• TASK: Select every line containing the word "Wydawnictwo" from the material, and copy those lines.
——————
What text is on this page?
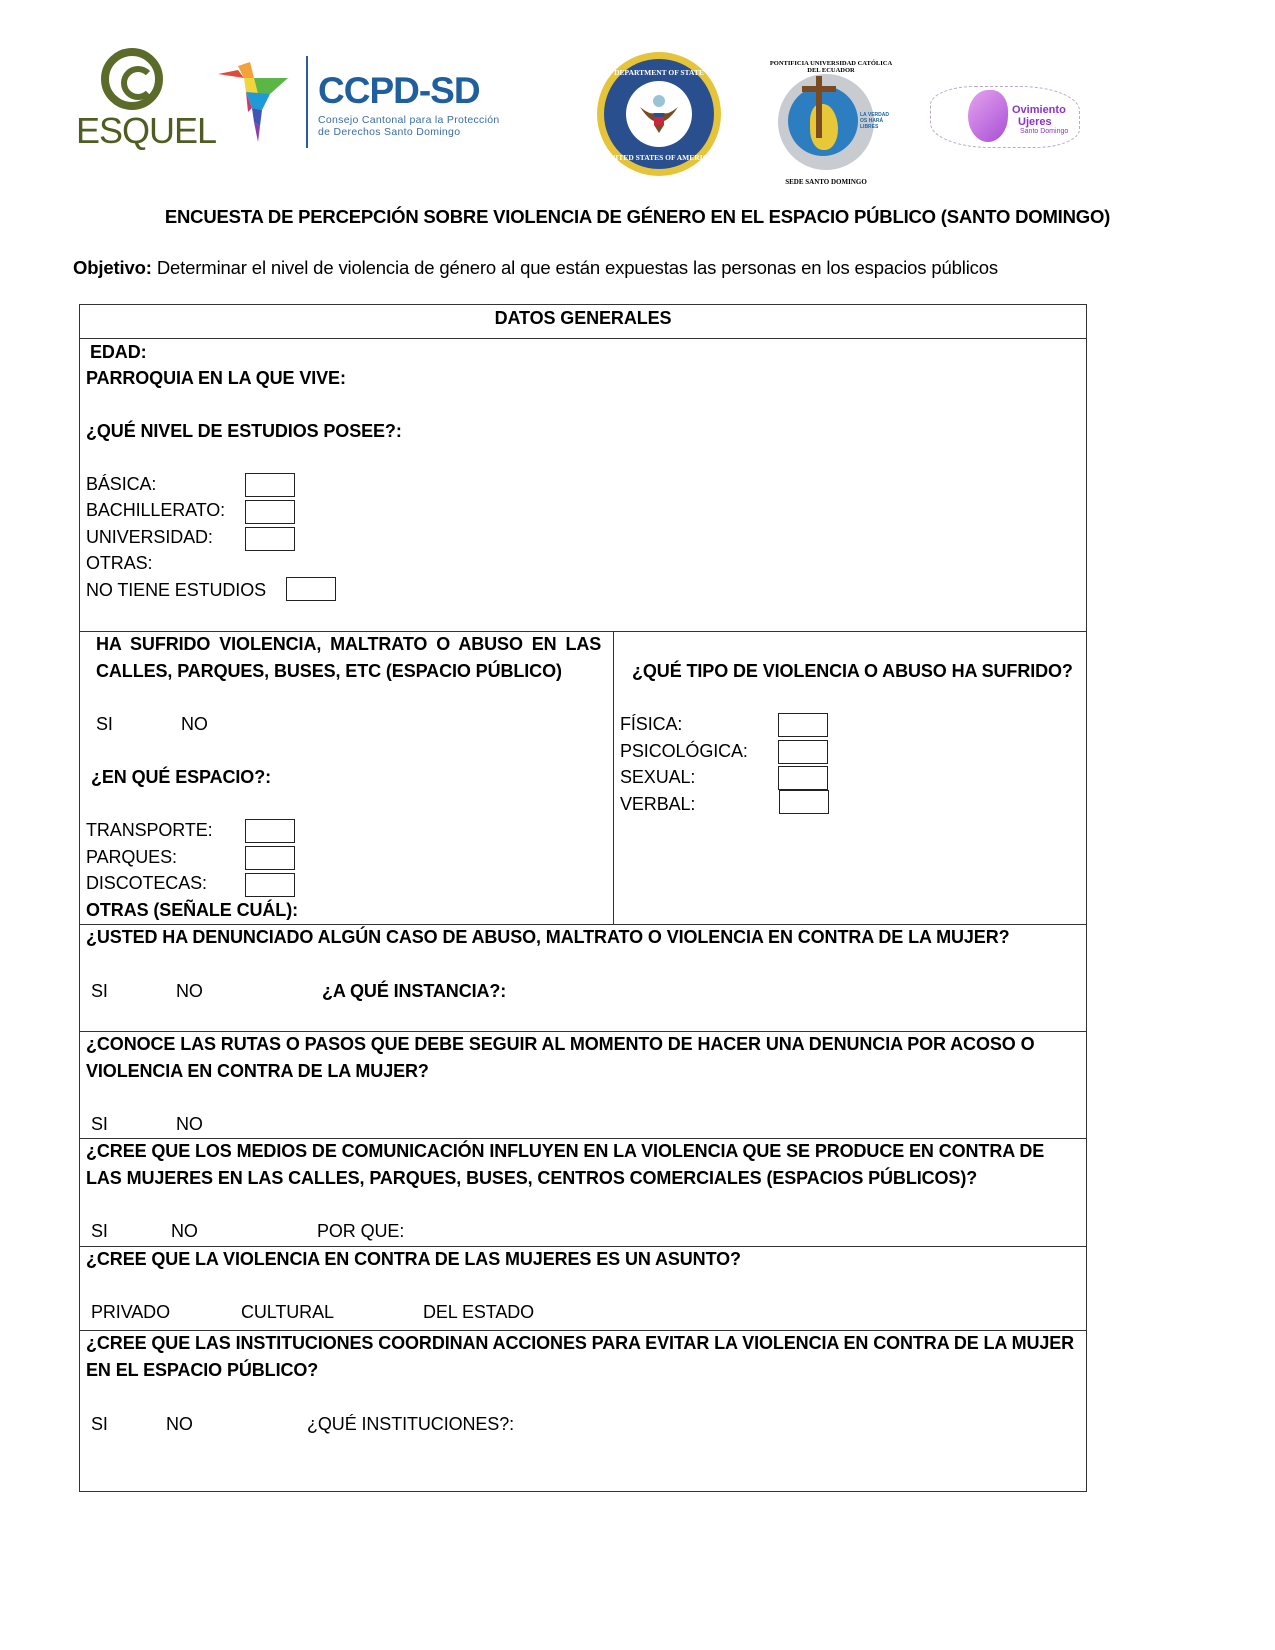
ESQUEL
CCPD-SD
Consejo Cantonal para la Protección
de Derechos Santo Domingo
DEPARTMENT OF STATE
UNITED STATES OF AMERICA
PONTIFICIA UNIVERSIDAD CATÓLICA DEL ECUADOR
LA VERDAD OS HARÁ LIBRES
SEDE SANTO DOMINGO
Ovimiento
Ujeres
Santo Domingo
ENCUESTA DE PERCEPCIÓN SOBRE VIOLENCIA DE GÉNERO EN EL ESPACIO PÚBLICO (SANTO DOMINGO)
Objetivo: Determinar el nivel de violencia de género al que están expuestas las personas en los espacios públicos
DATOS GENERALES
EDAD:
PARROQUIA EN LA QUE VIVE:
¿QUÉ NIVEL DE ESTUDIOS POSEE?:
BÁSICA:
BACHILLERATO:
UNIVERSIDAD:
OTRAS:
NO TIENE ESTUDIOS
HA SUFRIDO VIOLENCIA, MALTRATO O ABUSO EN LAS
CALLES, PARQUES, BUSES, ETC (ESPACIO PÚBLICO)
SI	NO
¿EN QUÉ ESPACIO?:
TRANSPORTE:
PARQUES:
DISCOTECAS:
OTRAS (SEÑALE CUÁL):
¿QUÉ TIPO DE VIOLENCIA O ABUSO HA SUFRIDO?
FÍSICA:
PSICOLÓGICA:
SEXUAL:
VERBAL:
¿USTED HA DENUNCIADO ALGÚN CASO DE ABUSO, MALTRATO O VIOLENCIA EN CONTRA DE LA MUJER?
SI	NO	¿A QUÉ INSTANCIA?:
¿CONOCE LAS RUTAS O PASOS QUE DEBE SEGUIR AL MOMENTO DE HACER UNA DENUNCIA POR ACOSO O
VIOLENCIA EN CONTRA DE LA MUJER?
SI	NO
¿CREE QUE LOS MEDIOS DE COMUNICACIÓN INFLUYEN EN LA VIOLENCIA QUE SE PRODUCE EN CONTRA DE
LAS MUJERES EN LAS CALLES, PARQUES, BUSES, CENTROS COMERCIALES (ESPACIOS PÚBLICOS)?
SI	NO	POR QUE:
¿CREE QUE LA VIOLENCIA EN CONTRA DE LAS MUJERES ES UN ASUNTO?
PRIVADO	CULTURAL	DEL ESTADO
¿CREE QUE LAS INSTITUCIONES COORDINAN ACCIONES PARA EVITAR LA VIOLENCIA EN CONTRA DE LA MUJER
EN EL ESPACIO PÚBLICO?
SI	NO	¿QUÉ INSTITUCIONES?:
——————
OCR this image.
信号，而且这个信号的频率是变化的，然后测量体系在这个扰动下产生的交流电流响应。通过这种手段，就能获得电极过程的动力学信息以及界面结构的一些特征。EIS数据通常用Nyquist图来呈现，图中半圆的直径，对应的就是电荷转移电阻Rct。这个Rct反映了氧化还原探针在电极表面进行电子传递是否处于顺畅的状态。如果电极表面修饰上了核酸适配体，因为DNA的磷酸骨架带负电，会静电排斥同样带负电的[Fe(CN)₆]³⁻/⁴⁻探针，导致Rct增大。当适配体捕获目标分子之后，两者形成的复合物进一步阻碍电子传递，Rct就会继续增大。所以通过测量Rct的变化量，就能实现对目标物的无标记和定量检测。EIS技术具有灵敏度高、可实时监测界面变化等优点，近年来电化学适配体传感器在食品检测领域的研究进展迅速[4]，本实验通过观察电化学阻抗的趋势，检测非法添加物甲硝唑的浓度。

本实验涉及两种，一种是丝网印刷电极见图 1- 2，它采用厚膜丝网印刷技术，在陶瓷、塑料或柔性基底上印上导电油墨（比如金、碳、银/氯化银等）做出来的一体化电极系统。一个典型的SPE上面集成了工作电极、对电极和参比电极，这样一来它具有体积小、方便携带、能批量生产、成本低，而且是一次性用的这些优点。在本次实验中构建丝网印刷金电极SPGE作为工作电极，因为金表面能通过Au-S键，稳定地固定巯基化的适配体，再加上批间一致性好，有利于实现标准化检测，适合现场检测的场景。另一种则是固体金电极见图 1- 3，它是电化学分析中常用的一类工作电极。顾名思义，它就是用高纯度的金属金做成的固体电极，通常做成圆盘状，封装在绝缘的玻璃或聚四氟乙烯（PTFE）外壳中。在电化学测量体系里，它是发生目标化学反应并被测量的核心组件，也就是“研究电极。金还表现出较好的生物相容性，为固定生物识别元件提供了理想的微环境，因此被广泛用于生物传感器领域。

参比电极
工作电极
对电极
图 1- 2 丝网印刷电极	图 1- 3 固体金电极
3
——————
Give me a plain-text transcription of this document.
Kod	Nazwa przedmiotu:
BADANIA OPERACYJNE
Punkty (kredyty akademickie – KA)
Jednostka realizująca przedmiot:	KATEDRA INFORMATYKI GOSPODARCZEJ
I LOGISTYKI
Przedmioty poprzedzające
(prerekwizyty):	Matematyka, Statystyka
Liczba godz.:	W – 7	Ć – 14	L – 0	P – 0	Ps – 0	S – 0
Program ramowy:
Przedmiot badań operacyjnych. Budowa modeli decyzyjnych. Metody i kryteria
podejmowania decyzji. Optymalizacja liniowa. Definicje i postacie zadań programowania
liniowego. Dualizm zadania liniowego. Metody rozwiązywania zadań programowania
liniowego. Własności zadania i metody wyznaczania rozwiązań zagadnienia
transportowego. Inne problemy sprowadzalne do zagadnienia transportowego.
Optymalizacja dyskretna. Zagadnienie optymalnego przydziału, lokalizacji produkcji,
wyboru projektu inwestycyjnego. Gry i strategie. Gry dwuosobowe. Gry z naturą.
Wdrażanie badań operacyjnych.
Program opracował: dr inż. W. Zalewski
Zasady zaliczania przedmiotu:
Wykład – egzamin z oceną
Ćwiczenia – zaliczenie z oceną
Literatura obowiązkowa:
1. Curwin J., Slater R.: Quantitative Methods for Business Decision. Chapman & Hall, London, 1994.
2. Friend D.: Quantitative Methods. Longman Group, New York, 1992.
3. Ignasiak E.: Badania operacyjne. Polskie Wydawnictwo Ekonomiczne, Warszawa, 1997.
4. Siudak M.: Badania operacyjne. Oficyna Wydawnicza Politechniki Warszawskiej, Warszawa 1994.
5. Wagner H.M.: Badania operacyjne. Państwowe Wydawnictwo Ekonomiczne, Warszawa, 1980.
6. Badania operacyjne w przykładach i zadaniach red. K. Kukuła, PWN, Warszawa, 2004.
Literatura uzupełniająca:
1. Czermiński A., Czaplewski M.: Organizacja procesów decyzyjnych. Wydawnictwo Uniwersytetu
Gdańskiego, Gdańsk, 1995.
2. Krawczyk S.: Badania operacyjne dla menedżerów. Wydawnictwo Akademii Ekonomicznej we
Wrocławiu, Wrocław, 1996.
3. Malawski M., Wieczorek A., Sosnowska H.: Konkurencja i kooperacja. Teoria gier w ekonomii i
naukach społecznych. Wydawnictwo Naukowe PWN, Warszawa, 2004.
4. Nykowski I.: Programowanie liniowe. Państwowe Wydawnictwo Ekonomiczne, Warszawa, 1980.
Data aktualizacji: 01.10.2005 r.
——————
• TASK OUTPUT:
3. Ignasiak E.: Badania operacyjne. Polskie Wydawnictwo Ekonomiczne, Warszawa, 1997.
5. Wagner H.M.: Badania operacyjne. Państwowe Wydawnictwo Ekonomiczne, Warszawa, 1980.
1. Czermiński A., Czaplewski M.: Organizacja procesów decyzyjnych. Wydawnictwo Uniwersytetu
2. Krawczyk S.: Badania operacyjne dla menedżerów. Wydawnictwo Akademii Ekonomicznej we
naukach społecznych. Wydawnictwo Naukowe PWN, Warszawa, 2004.
4. Nykowski I.: Programowanie liniowe. Państwowe Wydawnictwo Ekonomiczne, Warszawa, 1980.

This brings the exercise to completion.